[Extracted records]
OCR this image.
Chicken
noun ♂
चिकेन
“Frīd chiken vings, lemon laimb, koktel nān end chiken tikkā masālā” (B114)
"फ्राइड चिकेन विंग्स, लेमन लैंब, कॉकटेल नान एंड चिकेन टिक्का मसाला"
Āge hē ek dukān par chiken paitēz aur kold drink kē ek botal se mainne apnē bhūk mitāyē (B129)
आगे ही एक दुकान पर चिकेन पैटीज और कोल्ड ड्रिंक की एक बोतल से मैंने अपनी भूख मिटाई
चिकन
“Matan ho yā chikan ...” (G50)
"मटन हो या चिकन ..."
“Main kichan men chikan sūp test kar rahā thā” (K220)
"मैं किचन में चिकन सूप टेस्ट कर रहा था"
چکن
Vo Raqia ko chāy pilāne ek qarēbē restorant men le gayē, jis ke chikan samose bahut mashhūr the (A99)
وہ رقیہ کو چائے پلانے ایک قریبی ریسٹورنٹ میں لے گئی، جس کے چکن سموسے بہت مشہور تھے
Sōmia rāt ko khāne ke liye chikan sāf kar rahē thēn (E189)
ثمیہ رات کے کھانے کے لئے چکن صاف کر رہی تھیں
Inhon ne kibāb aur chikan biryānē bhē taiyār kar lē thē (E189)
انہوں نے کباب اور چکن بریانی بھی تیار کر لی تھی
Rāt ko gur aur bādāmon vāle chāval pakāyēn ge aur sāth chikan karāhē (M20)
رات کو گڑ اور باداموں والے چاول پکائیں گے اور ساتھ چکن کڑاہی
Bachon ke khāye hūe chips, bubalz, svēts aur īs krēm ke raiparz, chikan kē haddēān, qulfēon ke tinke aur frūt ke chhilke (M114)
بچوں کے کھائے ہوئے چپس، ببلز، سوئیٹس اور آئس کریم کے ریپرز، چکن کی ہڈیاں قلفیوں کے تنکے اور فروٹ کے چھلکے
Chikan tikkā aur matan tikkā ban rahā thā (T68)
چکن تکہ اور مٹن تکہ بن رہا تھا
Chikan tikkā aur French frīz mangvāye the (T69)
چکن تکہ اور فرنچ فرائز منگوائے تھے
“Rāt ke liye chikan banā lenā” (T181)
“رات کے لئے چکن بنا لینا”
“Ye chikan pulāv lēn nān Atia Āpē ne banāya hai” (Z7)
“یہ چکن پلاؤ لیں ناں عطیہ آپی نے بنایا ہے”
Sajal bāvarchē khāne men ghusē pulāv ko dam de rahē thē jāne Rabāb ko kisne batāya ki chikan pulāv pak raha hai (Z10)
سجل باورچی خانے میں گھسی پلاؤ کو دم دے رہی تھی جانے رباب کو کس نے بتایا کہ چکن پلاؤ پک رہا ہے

### OBJECTIVE
The lines above should be duplicated exactly.

### SOLUTION TO THIS PROBLEM
OCR this image.
Chicken
noun ♂
चिकेन
“Frīd chiken vings, lemon laimb, koktel nān end chiken tikkā masālā” (B114)
"फ्राइड चिकेन विंग्स, लेमन लैंब, कॉकटेल नान एंड चिकेन टिक्का मसाला"
Āge hē ek dukān par chiken paitēz aur kold drink kē ek botal se mainne apnē bhūk mitāyē (B129)
आगे ही एक दुकान पर चिकेन पैटीज और कोल्ड ड्रिंक की एक बोतल से मैंने अपनी भूख मिटाई
चिकन
“Matan ho yā chikan ...” (G50)
"मटन हो या चिकन ..."
“Main kichan men chikan sūp test kar rahā thā” (K220)
"मैं किचन में चिकन सूप टेस्ट कर रहा था"
چکن
Vo Raqia ko chāy pilāne ek qarēbē restorant men le gayē, jis ke chikan samose bahut mashhūr the (A99)
وہ رقیہ کو چائے پلانے ایک قریبی ریسٹورنٹ میں لے گئی، جس کے چکن سموسے بہت مشہور تھے
Sōmia rāt ko khāne ke liye chikan sāf kar rahē thēn (E189)
ثمیہ رات کے کھانے کے لئے چکن صاف کر رہی تھیں
Inhon ne kibāb aur chikan biryānē bhē taiyār kar lē thē (E189)
انہوں نے کباب اور چکن بریانی بھی تیار کر لی تھی
Rāt ko gur aur bādāmon vāle chāval pakāyēn ge aur sāth chikan karāhē (M20)
رات کو گڑ اور باداموں والے چاول پکائیں گے اور ساتھ چکن کڑاہی
Bachon ke khāye hūe chips, bubalz, svēts aur īs krēm ke raiparz, chikan kē haddēān, qulfēon ke tinke aur frūt ke chhilke (M114)
بچوں کے کھائے ہوئے چپس، ببلز، سوئیٹس اور آئس کریم کے ریپرز، چکن کی ہڈیاں قلفیوں کے تنکے اور فروٹ کے چھلکے
Chikan tikkā aur matan tikkā ban rahā thā (T68)
چکن تکہ اور مٹن تکہ بن رہا تھا
Chikan tikkā aur French frīz mangvāye the (T69)
چکن تکہ اور فرنچ فرائز منگوائے تھے
“Rāt ke liye chikan banā lenā” (T181)
“رات کے لئے چکن بنا لینا”
“Ye chikan pulāv lēn nān Atia Āpē ne banāya hai” (Z7)
“یہ چکن پلاؤ لیں ناں عطیہ آپی نے بنایا ہے”
Sajal bāvarchē khāne men ghusē pulāv ko dam de rahē thē jāne Rabāb ko kisne batāya ki chikan pulāv pak raha hai (Z10)
سجل باورچی خانے میں گھسی پلاؤ کو دم دے رہی تھی جانے رباب کو کس نے بتایا کہ چکن پلاؤ پک رہا ہے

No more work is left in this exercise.